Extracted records

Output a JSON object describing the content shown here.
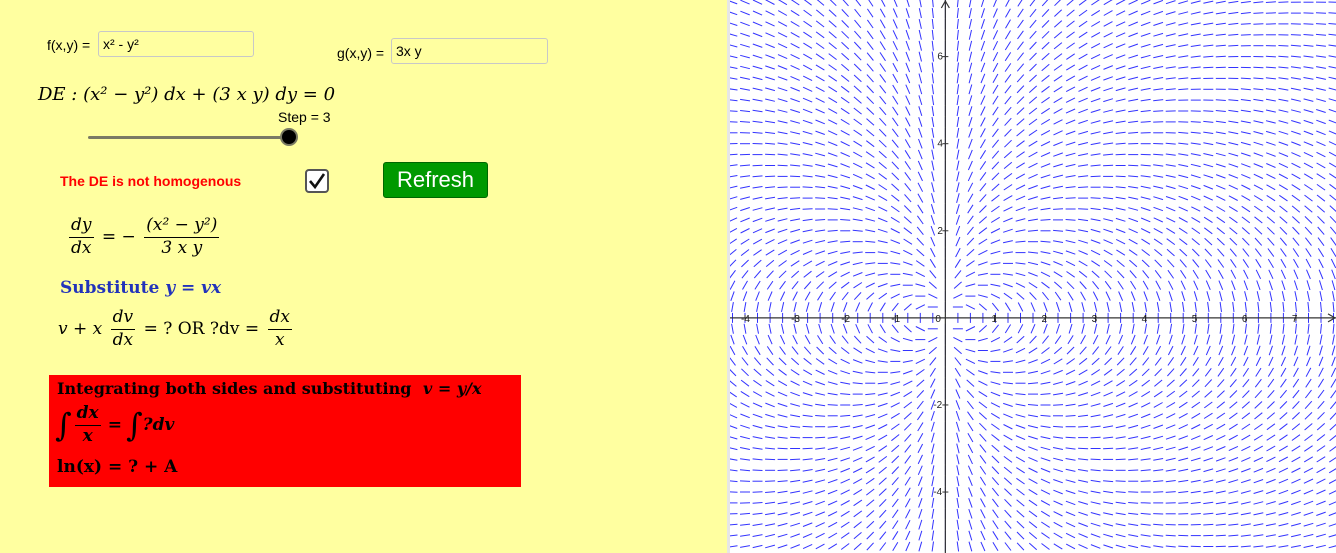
{
  "f_label": "f(x,y) =",
  "f_value": "x² - y²",
  "g_label": "g(x,y) =",
  "g_value": "3x y",
  "de": {
    "prefix": "DE :",
    "f_expr": "(x² − y²)",
    "dx": "dx +",
    "g_expr": "(3 x y)",
    "dy_eq": "dy = 0"
  },
  "slider": {
    "label": "Step = 3",
    "step": 3
  },
  "status_text": "The DE is not homogenous",
  "checkbox_checked": true,
  "refresh_label": "Refresh",
  "dydx": {
    "num": "dy",
    "den": "dx",
    "eq": "= −",
    "rhs_num": "(x² − y²)",
    "rhs_den": "3 x y"
  },
  "substitute": {
    "word": "Substitute",
    "expr": "y = vx"
  },
  "step2": {
    "lhs": "v + x",
    "num": "dv",
    "den": "dx",
    "mid": "= ? OR ?dv =",
    "rnum": "dx",
    "rden": "x"
  },
  "integrating": {
    "title": "Integrating both sides and substituting",
    "title_expr": "v = y/x",
    "int_num": "dx",
    "int_den": "x",
    "int_rhs": "?dv",
    "ln_line": "ln(x) = ? + A"
  },
  "colors": {
    "panel_bg": "#ffffa0",
    "button_green": "#009900",
    "status_red": "#ff0000",
    "box_red": "#ff0000",
    "substitute_blue": "#2233bb",
    "field_blue": "#3333ff"
  },
  "chart_data": {
    "type": "slope_field",
    "equation": "dy/dx = -(x^2 - y^2)/(3xy)",
    "x_ticks": [
      "-4",
      "-3",
      "-2",
      "-1",
      "0",
      "1",
      "2",
      "3",
      "4",
      "5",
      "6",
      "7"
    ],
    "y_ticks": [
      "6",
      "4",
      "2",
      "-2",
      "-4"
    ],
    "xlim": [
      -4.3,
      7.8
    ],
    "ylim": [
      -5.4,
      7.3
    ],
    "grid": false
  }
}
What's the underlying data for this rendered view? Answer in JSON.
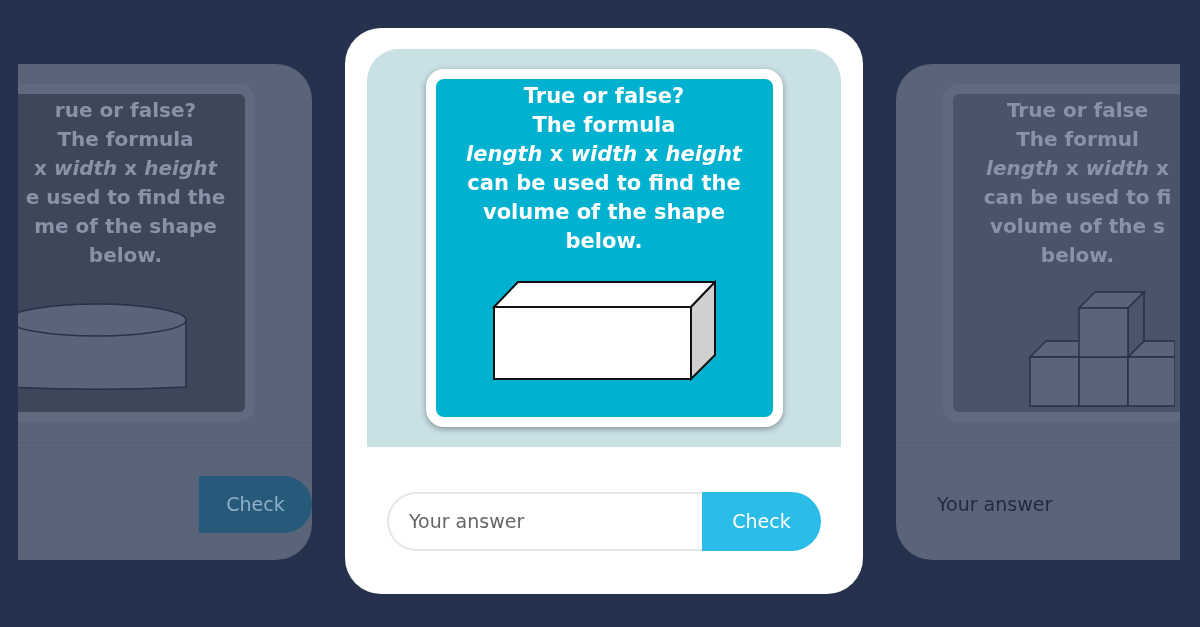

■ The problem ■
Repeat everything in the records precisely. Images are excluded from the copy.

■ Final answer ■
Output a JSON object describing the content shown here.
{
  "f_label": "f(x,y) =",
  "f_value": "x² - y²",
  "g_label": "g(x,y) =",
  "g_value": "3x y",
  "de": {
    "prefix": "DE :",
    "f_expr": "(x² − y²)",
    "dx": "dx +",
    "g_expr": "(3 x y)",
    "dy_eq": "dy = 0"
  },
  "slider": {
    "label": "Step = 3",
    "step": 3
  },
  "status_text": "The DE is not homogenous",
  "checkbox_checked": true,
  "refresh_label": "Refresh",
  "dydx": {
    "num": "dy",
    "den": "dx",
    "eq": "= −",
    "rhs_num": "(x² − y²)",
    "rhs_den": "3 x y"
  },
  "substitute": {
    "word": "Substitute",
    "expr": "y = vx"
  },
  "step2": {
    "lhs": "v + x",
    "num": "dv",
    "den": "dx",
    "mid": "= ? OR ?dv =",
    "rnum": "dx",
    "rden": "x"
  },
  "integrating": {
    "title": "Integrating both sides and substituting",
    "title_expr": "v = y/x",
    "int_num": "dx",
    "int_den": "x",
    "int_rhs": "?dv",
    "ln_line": "ln(x) = ? + A"
  },
  "colors": {
    "panel_bg": "#ffffa0",
    "button_green": "#009900",
    "status_red": "#ff0000",
    "box_red": "#ff0000",
    "substitute_blue": "#2233bb",
    "field_blue": "#3333ff"
  },
  "chart_data": {
    "type": "slope_field",
    "equation": "dy/dx = -(x^2 - y^2)/(3xy)",
    "x_ticks": [
      "-4",
      "-3",
      "-2",
      "-1",
      "0",
      "1",
      "2",
      "3",
      "4",
      "5",
      "6",
      "7"
    ],
    "y_ticks": [
      "6",
      "4",
      "2",
      "-2",
      "-4"
    ],
    "xlim": [
      -4.3,
      7.8
    ],
    "ylim": [
      -5.4,
      7.3
    ],
    "grid": false
  }
}
What's the underlying data for this rendered view? Answer in JSON.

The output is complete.